== The request ==
Your task is to tally the lines of the listing containing the word "более" and report the figure alone.

— Start Supplied entries —

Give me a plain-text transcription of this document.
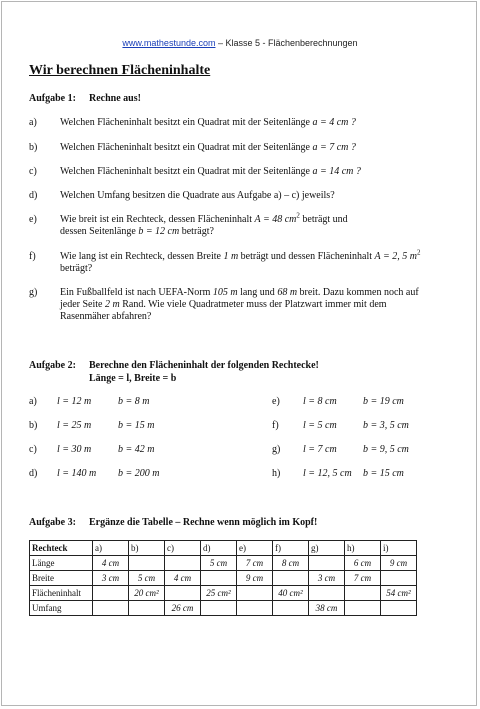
www.mathestunde.com – Klasse 5 - Flächenberechnungen
Wir berechnen Flächeninhalte
Aufgabe 1: Rechne aus!
a) Welchen Flächeninhalt besitzt ein Quadrat mit der Seitenlänge a = 4 cm ?
b) Welchen Flächeninhalt besitzt ein Quadrat mit der Seitenlänge a = 7 cm ?
c) Welchen Flächeninhalt besitzt ein Quadrat mit der Seitenlänge a = 14 cm ?
d) Welchen Umfang besitzen die Quadrate aus Aufgabe a) – c) jeweils?
e) Wie breit ist ein Rechteck, dessen Flächeninhalt A = 48 $cm^2$ beträgt und
dessen Seitenlänge b = 12 cm beträgt?
f) Wie lang ist ein Rechteck, dessen Breite 1 m beträgt und dessen Flächeninhalt A = 2, 5 $m^2$
beträgt?
g) Ein Fußballfeld ist nach UEFA-Norm 105 m lang und 68 m breit. Dazu kommen noch auf
jeder Seite 2 m Rand. Wie viele Quadratmeter muss der Platzwart immer mit dem
Rasenmäher abfahren?
Aufgabe 2: Berechne den Flächeninhalt der folgenden Rechtecke!
Länge = l, Breite = b
a) l = 12 m	b = 8 m
b) l = 25 m	b = 15 m
c) l = 30 m	b = 42 m
d) l = 140 m b = 200 m
e) l = 8 cm	b = 19 cm
f) l = 5 cm	b = 3, 5 cm
g) l = 7 cm	b = 9, 5 cm
h) l = 12, 5 cm b = 15 cm
Aufgabe 3: Ergänze die Tabelle – Rechne wenn möglich im Kopf!
Rechteck	a)	b)	c)	d)	e)	f)	g)	h)	i)
Länge	4 cm			5 cm	7 cm	8 cm		6 cm	9 cm
Breite	3 cm	5 cm	4 cm		9 cm		3 cm	7 cm	
Flächeninhalt		20 cm²		25 cm²		40 cm²			54 cm²
Umfang			26 cm				38 cm		
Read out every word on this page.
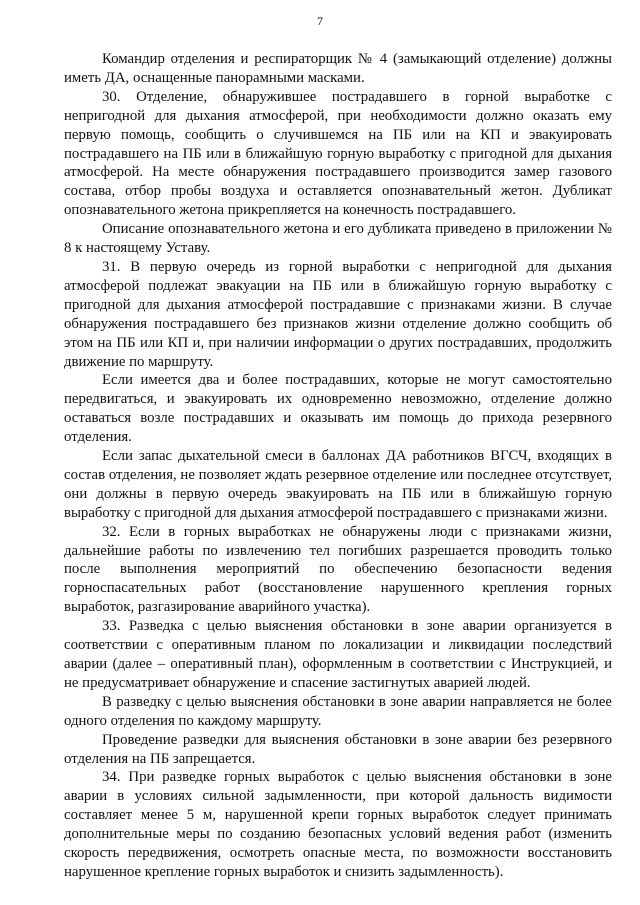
7

Командир отделения и респираторщик № 4 (замыкающий отделение) должны иметь ДА, оснащенные панорамными масками.

30. Отделение, обнаружившее пострадавшего в горной выработке с непригодной для дыхания атмосферой, при необходимости должно оказать ему первую помощь, сообщить о случившемся на ПБ или на КП и эвакуировать пострадавшего на ПБ или в ближайшую горную выработку с пригодной для дыхания атмосферой. На месте обнаружения пострадавшего производится замер газового состава, отбор пробы воздуха и оставляется опознавательный жетон. Дубликат опознавательного жетона прикрепляется на конечность пострадавшего.

Описание опознавательного жетона и его дубликата приведено в приложении № 8 к настоящему Уставу.

31. В первую очередь из горной выработки с непригодной для дыхания атмосферой подлежат эвакуации на ПБ или в ближайшую горную выработку с пригодной для дыхания атмосферой пострадавшие с признаками жизни. В случае обнаружения пострадавшего без признаков жизни отделение должно сообщить об этом на ПБ или КП и, при наличии информации о других пострадавших, продолжить движение по маршруту.

Если имеется два и более пострадавших, которые не могут самостоятельно передвигаться, и эвакуировать их одновременно невозможно, отделение должно оставаться возле пострадавших и оказывать им помощь до прихода резервного отделения.

Если запас дыхательной смеси в баллонах ДА работников ВГСЧ, входящих в состав отделения, не позволяет ждать резервное отделение или последнее отсутствует, они должны в первую очередь эвакуировать на ПБ или в ближайшую горную выработку с пригодной для дыхания атмосферой пострадавшего с признаками жизни.

32. Если в горных выработках не обнаружены люди с признаками жизни, дальнейшие работы по извлечению тел погибших разрешается проводить только после выполнения мероприятий по обеспечению безопасности ведения горноспасательных работ (восстановление нарушенного крепления горных выработок, разгазирование аварийного участка).

33. Разведка с целью выяснения обстановки в зоне аварии организуется в соответствии с оперативным планом по локализации и ликвидации последствий аварии (далее – оперативный план), оформленным в соответствии с Инструкцией, и не предусматривает обнаружение и спасение застигнутых аварией людей.

В разведку с целью выяснения обстановки в зоне аварии направляется не более одного отделения по каждому маршруту.

Проведение разведки для выяснения обстановки в зоне аварии без резервного отделения на ПБ запрещается.

34. При разведке горных выработок с целью выяснения обстановки в зоне аварии в условиях сильной задымленности, при которой дальность видимости составляет менее 5 м, нарушенной крепи горных выработок следует принимать дополнительные меры по созданию безопасных условий ведения работ (изменить скорость передвижения, осмотреть опасные места, по возможности восстановить нарушенное крепление горных выработок и снизить задымленность).
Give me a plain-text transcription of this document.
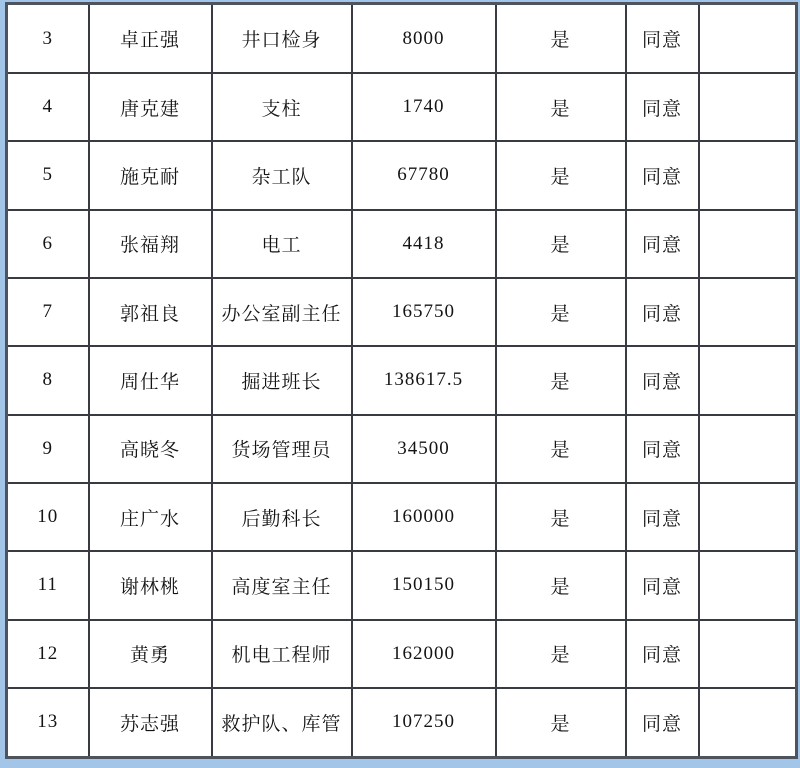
3	卓正强	井口检身	8000	是	同意	
4	唐克建	支柱	1740	是	同意	
5	施克耐	杂工队	67780	是	同意	
6	张福翔	电工	4418	是	同意	
7	郭祖良	办公室副主任	165750	是	同意	
8	周仕华	掘进班长	138617.5	是	同意	
9	高晓冬	货场管理员	34500	是	同意	
10	庄广水	后勤科长	160000	是	同意	
11	谢林桃	高度室主任	150150	是	同意	
12	黄勇	机电工程师	162000	是	同意	
13	苏志强	救护队、库管	107250	是	同意	
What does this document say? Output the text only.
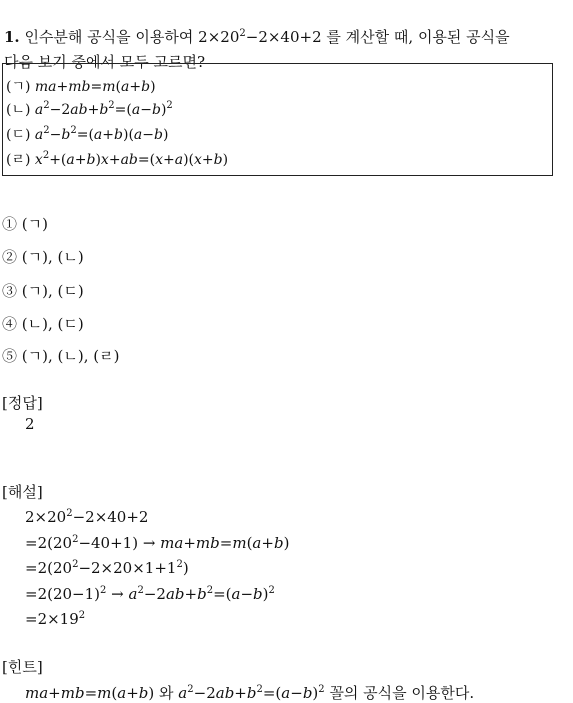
1. 인수분해 공식을 이용하여 $2\times 20^2-2\times 40+2$ 를 계산할 때, 이용된 공식을
다음 보기 중에서 모두 고르면?
(ㄱ) ma+mb=m(a+b)
(ㄴ) $a^2-2ab+b^2=(a-b)^2$
(ㄷ) $a^2-b^2=(a+b)(a-b)$
(ㄹ) $x^2+(a+b)x+ab=(x+a)(x+b)$
① (ㄱ)
② (ㄱ), (ㄴ)
③ (ㄱ), (ㄷ)
④ (ㄴ), (ㄷ)
⑤ (ㄱ), (ㄴ), (ㄹ)
[정답]
2
[해설]
$2\times 20^2-2\times 40+2$
$=2(20^2-40+1) \to ma+mb=m(a+b)$
$=2(20^2-2\times 20\times 1+1^2)$
$=2(20-1)^2 \to a^2-2ab+b^2=(a-b)^2$
$=2\times 19^2$
[힌트]
ma+mb=m(a+b) 와 $a^2-2ab+b^2=(a-b)^2$ 꼴의 공식을 이용한다.
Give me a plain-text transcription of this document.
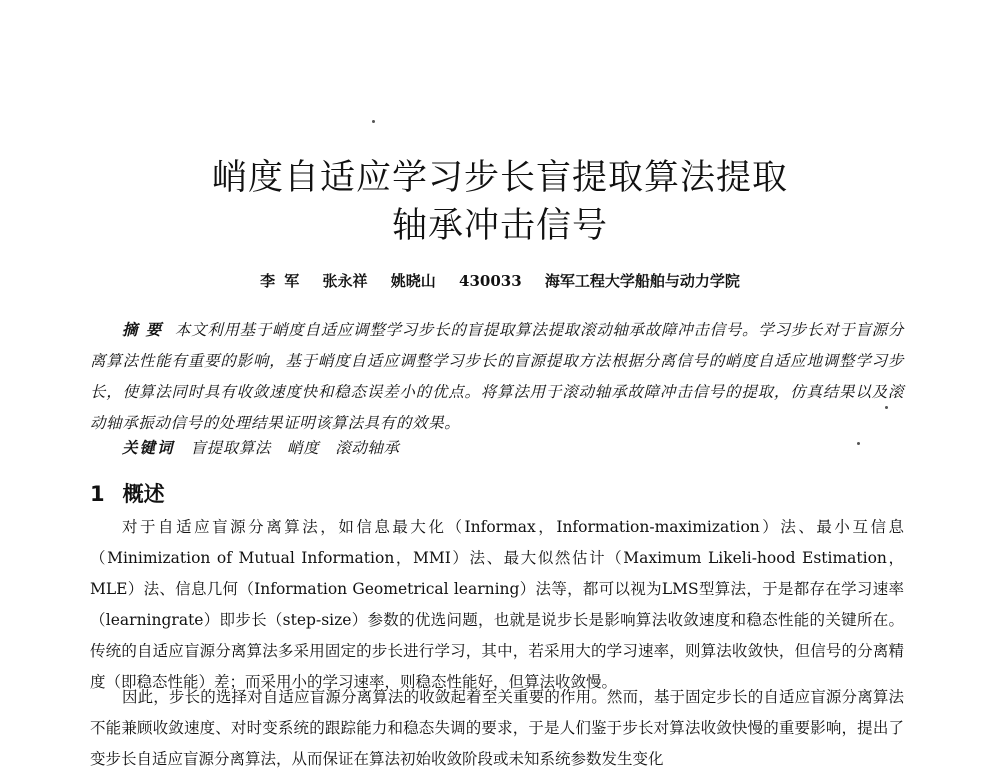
峭度自适应学习步长盲提取算法提取
轴承冲击信号
李 军 张永祥 姚晓山 430033 海军工程大学船舶与动力学院
摘要 本文利用基于峭度自适应调整学习步长的盲提取算法提取滚动轴承故障冲击信号。学习步长对于盲源分离算法性能有重要的影响，基于峭度自适应调整学习步长的盲源提取方法根据分离信号的峭度自适应地调整学习步长，使算法同时具有收敛速度快和稳态误差小的优点。将算法用于滚动轴承故障冲击信号的提取，仿真结果以及滚动轴承振动信号的处理结果证明该算法具有的效果。
关键词 盲提取算法 峭度 滚动轴承
1 概述
对于自适应盲源分离算法，如信息最大化（Informax，Information-maximization）法、最小互信息（Minimization of Mutual Information，MMI）法、最大似然估计（Maximum Likeli-hood Estimation，MLE）法、信息几何（Information Geometrical learning）法等，都可以视为LMS型算法，于是都存在学习速率（learningrate）即步长（step-size）参数的优选问题，也就是说步长是影响算法收敛速度和稳态性能的关键所在。传统的自适应盲源分离算法多采用固定的步长进行学习，其中，若采用大的学习速率，则算法收敛快，但信号的分离精度（即稳态性能）差；而采用小的学习速率，则稳态性能好，但算法收敛慢。
因此，步长的选择对自适应盲源分离算法的收敛起着至关重要的作用。然而，基于固定步长的自适应盲源分离算法不能兼顾收敛速度、对时变系统的跟踪能力和稳态失调的要求，于是人们鉴于步长对算法收敛快慢的重要影响，提出了变步长自适应盲源分离算法，从而保证在算法初始收敛阶段或未知系统参数发生变化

— End Supplied entries —

== Response to the exercise ==
2